▶ [Goal of the exercise]: Across the data below, how many lines hold "علیهم"? Answer with that number and nothing else.

▶ [Supplied material]:

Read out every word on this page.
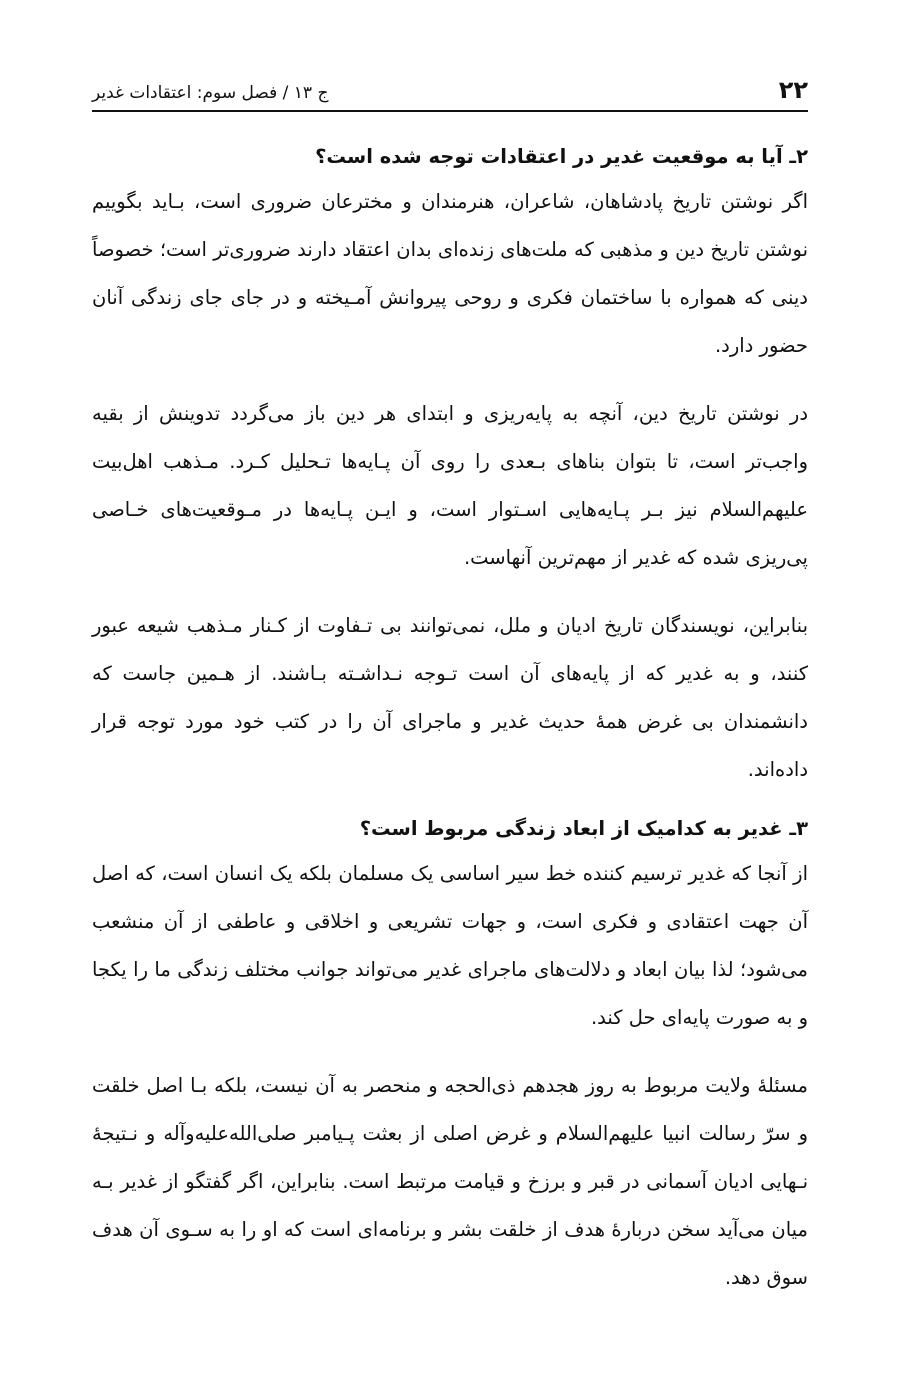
۲۲
ج ۱۳ / فصل سوم: اعتقادات غدیر
۲ـ آیا به موقعیت غدیر در اعتقادات توجه شده است؟

اگر نوشتن تاریخ پادشاهان، شاعران، هنرمندان و مخترعان ضروری است، بـاید بگوییم نوشتن تاریخ دین و مذهبی که ملت‌های زنده‌ای بدان اعتقاد دارند ضروری‌تر است؛ خصوصاً دینی که همواره با ساختمان فکری و روحی پیروانش آمـیخته و در جای جای زندگی آنان حضور دارد.

در نوشتن تاریخ دین، آنچه به پایه‌ریزی و ابتدای هر دین باز می‌گردد تدوینش از بقیه واجب‌تر است، تا بتوان بناهای بـعدی را روی آن پـایه‌ها تـحلیل کـرد. مـذهب اهل‌بیت علیهم‌السلام نیز بـر پـایه‌هایی اسـتوار است، و ایـن پـایه‌ها در مـوقعیت‌های خـاصی پی‌ریزی شده که غدیر از مهم‌ترین آنهاست.

بنابراین، نویسندگان تاریخ ادیان و ملل، نمی‌توانند بی تـفاوت از کـنار مـذهب شیعه عبور کنند، و به غدیر که از پایه‌های آن است تـوجه نـداشـته بـاشند. از هـمین جاست که دانشمندان بی غرض همهٔ حدیث غدیر و ماجرای آن را در کتب خود مورد توجه قرار داده‌اند.

۳ـ غدیر به کدامیک از ابعاد زندگی مربوط است؟

از آنجا که غدیر ترسیم کننده خط سیر اساسی یک مسلمان بلکه یک انسان است، که اصل آن جهت اعتقادی و فکری است، و جهات تشریعی و اخلاقی و عاطفی از آن منشعب می‌شود؛ لذا بیان ابعاد و دلالت‌های ماجرای غدیر می‌تواند جوانب مختلف زندگی ما را یکجا و به صورت پایه‌ای حل کند.

مسئلهٔ ولایت مربوط به روز هجدهم ذی‌الحجه و منحصر به آن نیست، بلکه بـا اصل خلقت و سرّ رسالت انبیا علیهم‌السلام و غرض اصلی از بعثت پـیامبر صلی‌الله‌علیه‌وآله و نـتیجهٔ نـهایی ادیان آسمانی در قبر و برزخ و قیامت مرتبط است. بنابراین، اگر گفتگو از غدیر بـه میان می‌آید سخن دربارهٔ هدف از خلقت بشر و برنامه‌ای است که او را به سـوی آن هدف سوق دهد.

▶ [Correct answer]: 2